#### [Page text]
Learning-based computer-generated hologram (CGH) demonstrates great potential for real-time high-quality holographic displays. However, real-time 4K CGH generation for 3D scenes remains a challenge due to the computational burden. Here, a variant conventional neural network (CNN) is presented for CGH encoding with learned layered initial phases for layered CGH generation. Specifically, the CNN predicts the CGH based on the input complex amplitude on the CGH plane, and the learned initial phases act as a universal phase for any target images at the target depth layer. These phases are generated during the training process of the coding CNN to further optimize the quality. The CNN is trained to learn encoding 3D CGH by randomly selecting the depth layer in the training process, and contains only 938 parameters. The generation time for a 2D 4K CGH is 18 ms, and is increased by 12 ms for each layer in a layered 3D scene. The average Peak Signal to Noise Ratio (PSNR) of each layer is above 30dB in the depth range from 160 to 210 mm. Experiments verify that our method can achieve real-time layered 4K CGH generation.

Introduction

Computer-generated hologram (CGH) has been actively researched in recent years, owing to its ability to provide ideal depth cues for 3D display applications^1,2. Traditional CGH generation simulates the diffraction from the 3D objects to the CGH plane with a computer, and the complex amplitude is then encoded into the CGH. The encoded CGH can be uploaded onto a spatial light modulator (SLM), which modulates the incident light into the target complex amplitude^3,4. Finally, the 3D scene can be reconstructed through diffraction.

Many approaches have been proposed to accelerate the CGH generation and improve its quality^5,6,7,8,9. High-quality CGH generation is a time-consuming process, and advances in this area have been achieved by integrating deep learning techniques^10,11,12. Conventional neural networks (CNN), such as U-Net, are ideal for CGH prediction due to their high-resolution and high-speed capabilities¹³. Nonetheless, real-time 4K holographic displays remains a significant challenge for learning-based CGH algorithms due to the high computational burden.

Learning-based CGH algorithms have been used to reconstruct point-based and layer-based scenes in recent research. Neural networks can play different roles in the CGH generation process, either predicting the CGH directly or serving as a module within the traditional CGH generation process.

#### [Stated exercise]
Print the stretch of the hologram text from "Introduction" through "reconstructed through diffraction." word for word. The lines after this point are separate material.

#### [Stored records]
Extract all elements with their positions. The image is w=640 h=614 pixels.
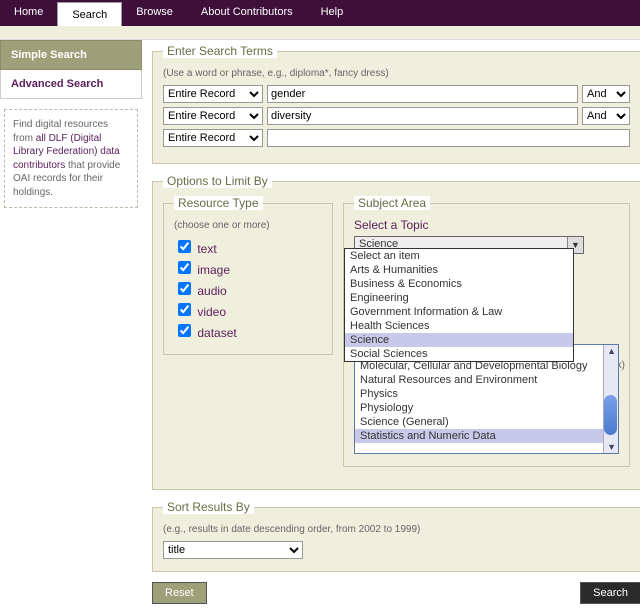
sort-results: Sort Results By (e.g., results in date d… bbox=[152, 500, 640, 572]
term-row: Entire Record bbox=[163, 129, 630, 147]
subject-area: Subject Area Select a Topic Science ▼ Se… bbox=[343, 196, 630, 467]
sort-select[interactable]: title bbox=[163, 541, 303, 559]
button-bar: Reset Search bbox=[152, 582, 640, 604]
chk-dataset[interactable]: dataset bbox=[174, 326, 237, 340]
search-button[interactable]: Search bbox=[580, 582, 640, 604]
enter-hint: (Use a word or phrase, e.g., diploma*, f… bbox=[163, 68, 630, 79]
dd-item[interactable]: Science bbox=[345, 333, 573, 347]
chk-image[interactable]: image bbox=[174, 263, 230, 277]
topic-dropdown[interactable]: Select an item Arts & Humanities Busines… bbox=[344, 248, 574, 362]
scope-select-3[interactable]: Entire Record bbox=[163, 129, 263, 147]
bool-select-2[interactable]: And bbox=[582, 107, 630, 125]
ms-item[interactable]: Natural Resources and Environment bbox=[355, 373, 618, 387]
reset-button[interactable]: Reset bbox=[152, 582, 207, 604]
bool-select-1[interactable]: And bbox=[582, 85, 630, 103]
nav-home[interactable]: Home bbox=[0, 0, 57, 26]
chk-text-box[interactable] bbox=[178, 240, 191, 253]
enter-search-terms: Enter Search Terms (Use a word or phrase… bbox=[152, 44, 640, 164]
term-row: Entire Record And bbox=[163, 107, 630, 125]
chk-image-box[interactable] bbox=[178, 261, 191, 274]
term-input-1[interactable] bbox=[267, 85, 578, 103]
ms-item[interactable]: Science (General) bbox=[355, 415, 618, 429]
scope-select-1[interactable]: Entire Record bbox=[163, 85, 263, 103]
top-nav: Home Search Browse About Contributors He… bbox=[0, 0, 640, 26]
rtype-hint: (choose one or more) bbox=[174, 220, 322, 231]
nav-search[interactable]: Search bbox=[57, 2, 122, 26]
topic-label: Select a Topic bbox=[354, 218, 619, 232]
sort-legend: Sort Results By bbox=[163, 500, 254, 514]
options-limit: Options to Limit By Resource Type (choos… bbox=[152, 174, 640, 490]
chk-dataset-box[interactable] bbox=[178, 324, 191, 337]
chk-video[interactable]: video bbox=[174, 305, 226, 319]
scrollbar[interactable]: ▲ ▼ bbox=[603, 345, 618, 453]
term-input-3[interactable] bbox=[267, 129, 630, 147]
scroll-down-icon[interactable]: ▼ bbox=[607, 442, 616, 452]
stripe bbox=[0, 26, 640, 40]
subject-legend: Subject Area bbox=[354, 196, 430, 210]
nav-about[interactable]: About Contributors bbox=[187, 0, 307, 26]
options-legend: Options to Limit By bbox=[163, 174, 272, 188]
sort-hint: (e.g., results in date descending order,… bbox=[163, 524, 630, 535]
tab-advanced-search[interactable]: Advanced Search bbox=[0, 70, 142, 99]
resource-type: Resource Type (choose one or more) text … bbox=[163, 196, 333, 355]
dd-item[interactable]: Arts & Humanities bbox=[345, 263, 573, 277]
chk-video-box[interactable] bbox=[178, 303, 191, 316]
chk-text[interactable]: text bbox=[174, 242, 217, 256]
dd-item[interactable]: Select an item bbox=[345, 249, 573, 263]
info-box: Find digital resources from all DLF (Dig… bbox=[4, 109, 138, 208]
dd-item[interactable]: Social Sciences bbox=[345, 347, 573, 361]
ms-item[interactable]: Statistics and Numeric Data bbox=[355, 429, 618, 443]
dd-item[interactable]: Health Sciences bbox=[345, 319, 573, 333]
enter-legend: Enter Search Terms bbox=[163, 44, 277, 58]
chk-audio[interactable]: audio bbox=[174, 284, 227, 298]
ms-item[interactable]: Physiology bbox=[355, 401, 618, 415]
nav-help[interactable]: Help bbox=[307, 0, 358, 26]
term-row: Entire Record And bbox=[163, 85, 630, 103]
scroll-thumb[interactable] bbox=[604, 395, 617, 435]
scroll-up-icon[interactable]: ▲ bbox=[607, 346, 616, 356]
dd-item[interactable]: Engineering bbox=[345, 291, 573, 305]
rtype-legend: Resource Type bbox=[174, 196, 263, 210]
chk-audio-box[interactable] bbox=[178, 282, 191, 295]
main: Enter Search Terms (Use a word or phrase… bbox=[142, 40, 640, 614]
scope-select-2[interactable]: Entire Record bbox=[163, 107, 263, 125]
dd-item[interactable]: Business & Economics bbox=[345, 277, 573, 291]
term-input-2[interactable] bbox=[267, 107, 578, 125]
sidebar: Simple Search Advanced Search Find digit… bbox=[0, 40, 142, 208]
dd-item[interactable]: Government Information & Law bbox=[345, 305, 573, 319]
nav-browse[interactable]: Browse bbox=[122, 0, 187, 26]
tab-simple-search[interactable]: Simple Search bbox=[0, 40, 142, 70]
ms-item[interactable]: Physics bbox=[355, 387, 618, 401]
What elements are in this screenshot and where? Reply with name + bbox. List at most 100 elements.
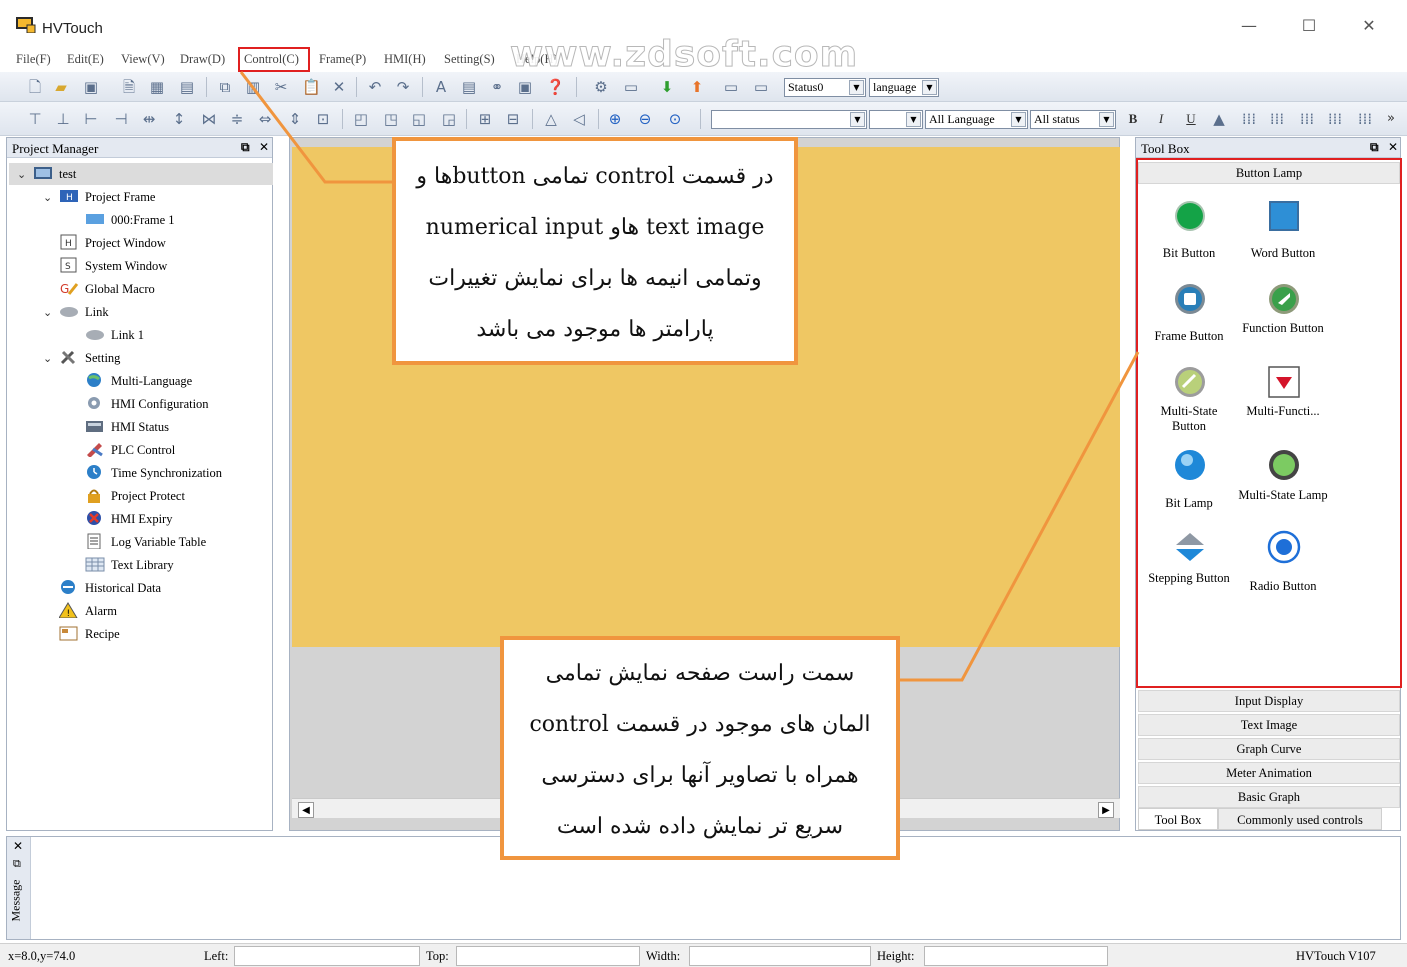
tree-item[interactable]: Recipe [43, 624, 120, 644]
text-color-icon[interactable]: ▲ [1210, 110, 1228, 128]
bit-button-label[interactable]: Bit Button [1142, 246, 1236, 261]
paste-icon[interactable]: 📋 [302, 78, 321, 96]
underline-button[interactable]: U [1182, 110, 1200, 128]
tree-item[interactable]: Log Variable Table [69, 532, 206, 552]
category-graph-curve[interactable]: Graph Curve [1138, 738, 1400, 760]
tree-item[interactable]: ⌄ H Project Frame [43, 187, 155, 207]
tab-commonly-used-controls[interactable]: Commonly used controls [1218, 808, 1382, 830]
pin-icon[interactable]: ⧉ [241, 140, 250, 155]
same-height-icon[interactable]: ⇕ [286, 110, 304, 128]
center-vertical-icon[interactable]: ↕ [170, 110, 188, 128]
tab-tool-box[interactable]: Tool Box [1138, 808, 1218, 830]
tree-item[interactable]: ⌄ Link [43, 302, 109, 322]
tree-item[interactable]: Link 1 [69, 325, 144, 345]
bring-forward-icon[interactable]: ◱ [410, 110, 428, 128]
function-button-icon[interactable] [1267, 282, 1301, 316]
font-combo[interactable]: ▼ [711, 110, 867, 129]
close-button[interactable]: ✕ [1346, 10, 1392, 42]
stepping-button-label[interactable]: Stepping Button [1142, 571, 1236, 586]
tree-item[interactable]: HMI Expiry [69, 509, 172, 529]
save-icon[interactable]: ▣ [82, 78, 100, 96]
paste-special-icon[interactable]: ▥ [244, 78, 262, 96]
scroll-left-icon[interactable]: ◀ [298, 802, 314, 818]
multi-function-icon[interactable] [1267, 365, 1301, 399]
copy-icon[interactable]: ⧉ [216, 78, 234, 96]
multi-state-button-label[interactable]: Multi-State Button [1142, 404, 1236, 434]
upload-icon[interactable]: ⬆ [688, 78, 706, 96]
toolbar-overflow-button[interactable]: » [1382, 110, 1400, 128]
tree-item[interactable]: H Project Window [43, 233, 166, 253]
multi-state-button-icon[interactable] [1173, 365, 1207, 399]
scroll-right-icon[interactable]: ▶ [1098, 802, 1114, 818]
bit-button-icon[interactable] [1173, 199, 1207, 233]
bit-lamp-label[interactable]: Bit Lamp [1142, 496, 1236, 511]
open-folder-icon[interactable]: ▰ [52, 78, 70, 96]
center-horizontal-icon[interactable]: ⇹ [140, 110, 158, 128]
undo-icon[interactable]: ↶ [366, 78, 384, 96]
expand-toggle-icon[interactable]: ⌄ [17, 165, 33, 185]
italic-button[interactable]: I [1152, 110, 1170, 128]
menu-file[interactable]: File(F) [16, 52, 51, 67]
tree-item[interactable]: ⌄ Setting [43, 348, 120, 368]
tree-item[interactable]: S System Window [43, 256, 167, 276]
category-text-image[interactable]: Text Image [1138, 714, 1400, 736]
help-icon[interactable]: ❓ [546, 78, 565, 96]
tree-item[interactable]: Multi-Language [69, 371, 192, 391]
same-size-icon[interactable]: ⊡ [314, 110, 332, 128]
category-meter-animation[interactable]: Meter Animation [1138, 762, 1400, 784]
tree-item[interactable]: Time Synchronization [69, 463, 222, 483]
frame-button-label[interactable]: Frame Button [1142, 329, 1236, 344]
tree-item[interactable]: Text Library [69, 555, 174, 575]
tree-item[interactable]: PLC Control [69, 440, 175, 460]
tree-item[interactable]: HMI Configuration [69, 394, 209, 414]
menu-draw[interactable]: Draw(D) [180, 52, 225, 67]
expand-toggle-icon[interactable]: ⌄ [43, 188, 59, 208]
tree-item[interactable]: ! Alarm [43, 601, 117, 621]
bold-button[interactable]: B [1124, 110, 1142, 128]
list-icon[interactable]: ▤ [460, 78, 478, 96]
status-combo[interactable]: Status0 ▼ [784, 78, 866, 97]
multi-function-label[interactable]: Multi-Functi... [1236, 404, 1330, 419]
radio-button-icon[interactable] [1267, 530, 1301, 564]
text-align-4-icon[interactable]: ⁞⁞⁞ [1326, 110, 1344, 128]
word-button-label[interactable]: Word Button [1236, 246, 1330, 261]
all-language-combo[interactable]: All Language ▼ [925, 110, 1028, 129]
frame-button-icon[interactable] [1173, 282, 1207, 316]
delete-icon[interactable]: ✕ [330, 78, 348, 96]
maximize-button[interactable]: ☐ [1286, 10, 1332, 42]
menu-setting[interactable]: Setting(S) [444, 52, 495, 67]
toolbox-close-icon[interactable]: ✕ [1388, 140, 1398, 154]
toolbox-pin-icon[interactable]: ⧉ [1370, 140, 1379, 155]
text-align-5-icon[interactable]: ⁞⁞⁞ [1356, 110, 1374, 128]
same-width-icon[interactable]: ⇔ [256, 110, 274, 128]
menu-view[interactable]: View(V) [121, 52, 165, 67]
build-icon[interactable]: ⚙ [592, 78, 610, 96]
menu-frame[interactable]: Frame(P) [319, 52, 366, 67]
text-align-3-icon[interactable]: ⁞⁞⁞ [1298, 110, 1316, 128]
simulate-icon[interactable]: ▭ [622, 78, 640, 96]
align-left-icon[interactable]: ⊢ [82, 110, 100, 128]
category-button-lamp[interactable]: Button Lamp [1138, 162, 1400, 184]
align-bottom-icon[interactable]: ⊥ [54, 110, 72, 128]
download-icon[interactable]: ⬇ [658, 78, 676, 96]
tree-item[interactable]: Project Protect [69, 486, 185, 506]
align-right-icon[interactable]: ⊣ [112, 110, 130, 128]
category-basic-graph[interactable]: Basic Graph [1138, 786, 1400, 808]
tree-item[interactable]: Historical Data [43, 578, 161, 598]
panel-close-icon[interactable]: ✕ [259, 140, 269, 154]
menu-hmi[interactable]: HMI(H) [384, 52, 426, 67]
binoculars-icon[interactable]: ⚭ [488, 78, 506, 96]
group-icon[interactable]: ⊞ [476, 110, 494, 128]
radio-button-label[interactable]: Radio Button [1236, 579, 1330, 594]
size-combo[interactable]: ▼ [869, 110, 923, 129]
text-align-1-icon[interactable]: ⁞⁞⁞ [1240, 110, 1258, 128]
zoom-in-icon[interactable]: ⊕ [606, 110, 624, 128]
tree-item[interactable]: G Global Macro [43, 279, 155, 299]
new-frame-icon[interactable]: 🗎 [120, 78, 138, 96]
multi-state-lamp-icon[interactable] [1267, 448, 1301, 482]
stepping-button-icon[interactable] [1173, 530, 1207, 564]
flip-vertical-icon[interactable]: ◁ [570, 110, 588, 128]
minimize-button[interactable]: — [1226, 10, 1272, 42]
distribute-vertical-icon[interactable]: ≑ [228, 110, 246, 128]
expand-toggle-icon[interactable]: ⌄ [43, 349, 59, 369]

#### [Correct response]
Introduction

Computer-generated hologram (CGH) has been actively researched in recent years, owing to its ability to provide ideal depth cues for 3D display applications^1,2. Traditional CGH generation simulates the diffraction from the 3D objects to the CGH plane with a computer, and the complex amplitude is then encoded into the CGH. The encoded CGH can be uploaded onto a spatial light modulator (SLM), which modulates the incident light into the target complex amplitude^3,4. Finally, the 3D scene can be reconstructed through diffraction.